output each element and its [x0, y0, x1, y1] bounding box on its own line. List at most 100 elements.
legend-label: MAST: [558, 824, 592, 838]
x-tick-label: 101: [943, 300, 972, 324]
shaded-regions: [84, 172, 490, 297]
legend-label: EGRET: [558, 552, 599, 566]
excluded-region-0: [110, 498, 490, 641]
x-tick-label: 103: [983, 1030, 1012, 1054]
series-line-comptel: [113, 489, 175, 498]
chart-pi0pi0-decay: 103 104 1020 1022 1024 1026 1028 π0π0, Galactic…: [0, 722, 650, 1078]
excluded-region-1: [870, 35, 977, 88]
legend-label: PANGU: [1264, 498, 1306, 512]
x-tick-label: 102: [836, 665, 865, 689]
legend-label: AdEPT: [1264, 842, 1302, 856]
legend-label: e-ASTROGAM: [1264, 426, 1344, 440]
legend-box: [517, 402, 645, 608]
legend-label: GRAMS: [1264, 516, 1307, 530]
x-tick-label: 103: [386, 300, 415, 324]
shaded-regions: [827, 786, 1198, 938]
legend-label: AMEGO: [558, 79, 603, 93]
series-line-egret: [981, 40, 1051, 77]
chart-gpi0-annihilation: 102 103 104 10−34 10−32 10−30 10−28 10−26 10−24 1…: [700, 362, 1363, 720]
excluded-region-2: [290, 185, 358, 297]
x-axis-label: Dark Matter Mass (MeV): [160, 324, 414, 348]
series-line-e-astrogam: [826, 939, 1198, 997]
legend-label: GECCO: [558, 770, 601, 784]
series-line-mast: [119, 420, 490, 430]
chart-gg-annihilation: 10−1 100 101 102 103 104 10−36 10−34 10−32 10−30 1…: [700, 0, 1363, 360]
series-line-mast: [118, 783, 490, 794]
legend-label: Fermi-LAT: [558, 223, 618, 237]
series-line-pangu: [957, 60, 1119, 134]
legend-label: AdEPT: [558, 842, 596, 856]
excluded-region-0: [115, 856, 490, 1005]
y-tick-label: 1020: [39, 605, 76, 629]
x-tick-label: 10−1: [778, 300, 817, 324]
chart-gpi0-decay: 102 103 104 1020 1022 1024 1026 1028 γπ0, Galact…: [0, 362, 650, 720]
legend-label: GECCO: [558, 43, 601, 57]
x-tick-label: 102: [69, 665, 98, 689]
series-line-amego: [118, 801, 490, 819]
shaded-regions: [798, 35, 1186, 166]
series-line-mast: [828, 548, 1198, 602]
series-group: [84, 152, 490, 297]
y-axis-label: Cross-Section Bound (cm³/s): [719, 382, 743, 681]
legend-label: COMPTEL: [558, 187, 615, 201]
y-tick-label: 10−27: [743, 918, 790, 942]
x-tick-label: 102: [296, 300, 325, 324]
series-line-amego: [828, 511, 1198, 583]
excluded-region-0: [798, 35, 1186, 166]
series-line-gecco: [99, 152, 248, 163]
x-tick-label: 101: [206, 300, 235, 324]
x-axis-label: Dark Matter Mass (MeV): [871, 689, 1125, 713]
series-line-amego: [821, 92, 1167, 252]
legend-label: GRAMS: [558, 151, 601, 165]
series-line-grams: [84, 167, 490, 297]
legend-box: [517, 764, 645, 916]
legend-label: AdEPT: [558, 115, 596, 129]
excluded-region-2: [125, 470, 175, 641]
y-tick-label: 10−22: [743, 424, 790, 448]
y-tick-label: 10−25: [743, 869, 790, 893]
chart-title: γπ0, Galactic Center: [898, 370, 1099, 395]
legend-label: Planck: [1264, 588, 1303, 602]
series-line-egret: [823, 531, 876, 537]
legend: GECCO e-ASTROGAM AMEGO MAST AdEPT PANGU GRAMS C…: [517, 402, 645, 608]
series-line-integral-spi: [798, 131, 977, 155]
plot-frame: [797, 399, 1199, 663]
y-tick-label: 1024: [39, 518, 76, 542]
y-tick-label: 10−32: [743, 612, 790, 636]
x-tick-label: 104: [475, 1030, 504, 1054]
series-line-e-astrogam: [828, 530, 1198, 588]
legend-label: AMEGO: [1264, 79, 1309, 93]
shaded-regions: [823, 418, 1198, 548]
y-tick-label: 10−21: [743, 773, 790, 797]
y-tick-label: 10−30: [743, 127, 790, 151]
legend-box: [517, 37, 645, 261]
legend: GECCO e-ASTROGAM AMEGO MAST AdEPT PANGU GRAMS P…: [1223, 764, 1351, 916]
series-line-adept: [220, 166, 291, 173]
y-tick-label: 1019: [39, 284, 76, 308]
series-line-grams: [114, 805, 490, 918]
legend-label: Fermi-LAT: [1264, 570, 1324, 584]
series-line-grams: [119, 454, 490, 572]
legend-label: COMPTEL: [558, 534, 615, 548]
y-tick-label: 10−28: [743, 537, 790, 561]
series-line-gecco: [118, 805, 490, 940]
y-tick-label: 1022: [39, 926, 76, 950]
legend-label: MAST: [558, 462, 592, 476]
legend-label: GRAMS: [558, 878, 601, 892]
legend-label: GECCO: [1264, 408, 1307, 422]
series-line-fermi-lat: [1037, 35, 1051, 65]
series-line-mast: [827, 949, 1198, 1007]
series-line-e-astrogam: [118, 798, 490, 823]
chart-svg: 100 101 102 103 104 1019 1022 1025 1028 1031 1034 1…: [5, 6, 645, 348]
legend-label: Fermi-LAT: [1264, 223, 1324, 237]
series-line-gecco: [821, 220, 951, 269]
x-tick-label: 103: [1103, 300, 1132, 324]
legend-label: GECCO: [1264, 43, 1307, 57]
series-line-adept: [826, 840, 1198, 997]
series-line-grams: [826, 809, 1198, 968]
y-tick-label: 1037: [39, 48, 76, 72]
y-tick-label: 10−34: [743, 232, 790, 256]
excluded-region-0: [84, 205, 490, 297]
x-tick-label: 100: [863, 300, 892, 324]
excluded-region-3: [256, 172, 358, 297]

**EXERCISE:** Please copy out every line of the records above without changing a character.

**COMPLETE ANSWER:**
output each element and its [x0, y0, x1, y1] bounding box on its own line. List at most 100 elements.
legend-label: MAST: [558, 824, 592, 838]
x-tick-label: 101: [943, 300, 972, 324]
shaded-regions: [84, 172, 490, 297]
legend-label: EGRET: [558, 552, 599, 566]
excluded-region-0: [110, 498, 490, 641]
x-tick-label: 103: [983, 1030, 1012, 1054]
series-line-comptel: [113, 489, 175, 498]
chart-pi0pi0-decay: 103 104 1020 1022 1024 1026 1028 π0π0, Galactic…: [0, 722, 650, 1078]
excluded-region-1: [870, 35, 977, 88]
legend-label: PANGU: [1264, 498, 1306, 512]
x-tick-label: 102: [836, 665, 865, 689]
legend-label: AdEPT: [1264, 842, 1302, 856]
legend-label: e-ASTROGAM: [1264, 426, 1344, 440]
legend-box: [517, 402, 645, 608]
legend-label: GRAMS: [1264, 516, 1307, 530]
x-tick-label: 103: [386, 300, 415, 324]
shaded-regions: [827, 786, 1198, 938]
legend-label: AMEGO: [558, 79, 603, 93]
series-line-egret: [981, 40, 1051, 77]
chart-gpi0-annihilation: 102 103 104 10−34 10−32 10−30 10−28 10−26 10−24 1…: [700, 362, 1363, 720]
excluded-region-2: [290, 185, 358, 297]
x-axis-label: Dark Matter Mass (MeV): [160, 324, 414, 348]
series-line-e-astrogam: [826, 939, 1198, 997]
legend-label: GECCO: [558, 770, 601, 784]
series-line-mast: [119, 420, 490, 430]
chart-gg-annihilation: 10−1 100 101 102 103 104 10−36 10−34 10−32 10−30 1…: [700, 0, 1363, 360]
series-line-mast: [118, 783, 490, 794]
legend-label: Fermi-LAT: [558, 223, 618, 237]
series-line-pangu: [957, 60, 1119, 134]
legend-label: AdEPT: [558, 842, 596, 856]
excluded-region-0: [115, 856, 490, 1005]
y-tick-label: 1020: [39, 605, 76, 629]
x-tick-label: 10−1: [778, 300, 817, 324]
chart-gpi0-decay: 102 103 104 1020 1022 1024 1026 1028 γπ0, Galact…: [0, 362, 650, 720]
legend-label: GECCO: [558, 43, 601, 57]
x-tick-label: 102: [69, 665, 98, 689]
series-line-amego: [118, 801, 490, 819]
shaded-regions: [798, 35, 1186, 166]
series-line-mast: [828, 548, 1198, 602]
series-group: [84, 152, 490, 297]
y-axis-label: Cross-Section Bound (cm³/s): [719, 382, 743, 681]
legend-label: COMPTEL: [558, 187, 615, 201]
y-tick-label: 10−27: [743, 918, 790, 942]
x-tick-label: 102: [296, 300, 325, 324]
series-line-amego: [828, 511, 1198, 583]
excluded-region-0: [798, 35, 1186, 166]
series-line-gecco: [99, 152, 248, 163]
x-tick-label: 101: [206, 300, 235, 324]
x-axis-label: Dark Matter Mass (MeV): [871, 689, 1125, 713]
series-line-amego: [821, 92, 1167, 252]
legend-label: GRAMS: [558, 151, 601, 165]
series-line-grams: [84, 167, 490, 297]
legend-box: [517, 764, 645, 916]
legend-label: AdEPT: [558, 115, 596, 129]
excluded-region-2: [125, 470, 175, 641]
y-tick-label: 10−22: [743, 424, 790, 448]
y-tick-label: 10−25: [743, 869, 790, 893]
chart-title: γπ0, Galactic Center: [898, 370, 1099, 395]
legend-label: Planck: [1264, 588, 1303, 602]
series-line-egret: [823, 531, 876, 537]
legend: GECCO e-ASTROGAM AMEGO MAST AdEPT PANGU GRAMS C…: [517, 402, 645, 608]
series-line-integral-spi: [798, 131, 977, 155]
plot-frame: [797, 399, 1199, 663]
y-tick-label: 1024: [39, 518, 76, 542]
y-tick-label: 10−32: [743, 612, 790, 636]
x-tick-label: 104: [475, 1030, 504, 1054]
series-line-e-astrogam: [828, 530, 1198, 588]
legend-label: AMEGO: [1264, 79, 1309, 93]
shaded-regions: [823, 418, 1198, 548]
y-tick-label: 10−21: [743, 773, 790, 797]
y-tick-label: 10−30: [743, 127, 790, 151]
legend-box: [517, 37, 645, 261]
legend: GECCO e-ASTROGAM AMEGO MAST AdEPT PANGU GRAMS P…: [1223, 764, 1351, 916]
series-line-adept: [220, 166, 291, 173]
y-tick-label: 1019: [39, 284, 76, 308]
series-line-grams: [114, 805, 490, 918]
legend-label: Fermi-LAT: [1264, 570, 1324, 584]
series-line-grams: [119, 454, 490, 572]
legend-label: COMPTEL: [558, 534, 615, 548]
y-tick-label: 10−28: [743, 537, 790, 561]
series-line-gecco: [118, 805, 490, 940]
y-tick-label: 1022: [39, 926, 76, 950]
legend-label: MAST: [558, 462, 592, 476]
legend-label: GRAMS: [558, 878, 601, 892]
legend-label: GECCO: [1264, 408, 1307, 422]
series-line-fermi-lat: [1037, 35, 1051, 65]
series-line-mast: [827, 949, 1198, 1007]
series-line-e-astrogam: [118, 798, 490, 823]
chart-svg: 100 101 102 103 104 1019 1022 1025 1028 1031 1034 1…: [5, 6, 645, 348]
legend-label: Fermi-LAT: [1264, 223, 1324, 237]
series-line-gecco: [821, 220, 951, 269]
x-tick-label: 103: [1103, 300, 1132, 324]
legend-label: GECCO: [1264, 43, 1307, 57]
series-line-adept: [826, 840, 1198, 997]
series-line-grams: [826, 809, 1198, 968]
y-tick-label: 1037: [39, 48, 76, 72]
y-tick-label: 10−34: [743, 232, 790, 256]
excluded-region-0: [84, 205, 490, 297]
x-tick-label: 100: [863, 300, 892, 324]
excluded-region-3: [256, 172, 358, 297]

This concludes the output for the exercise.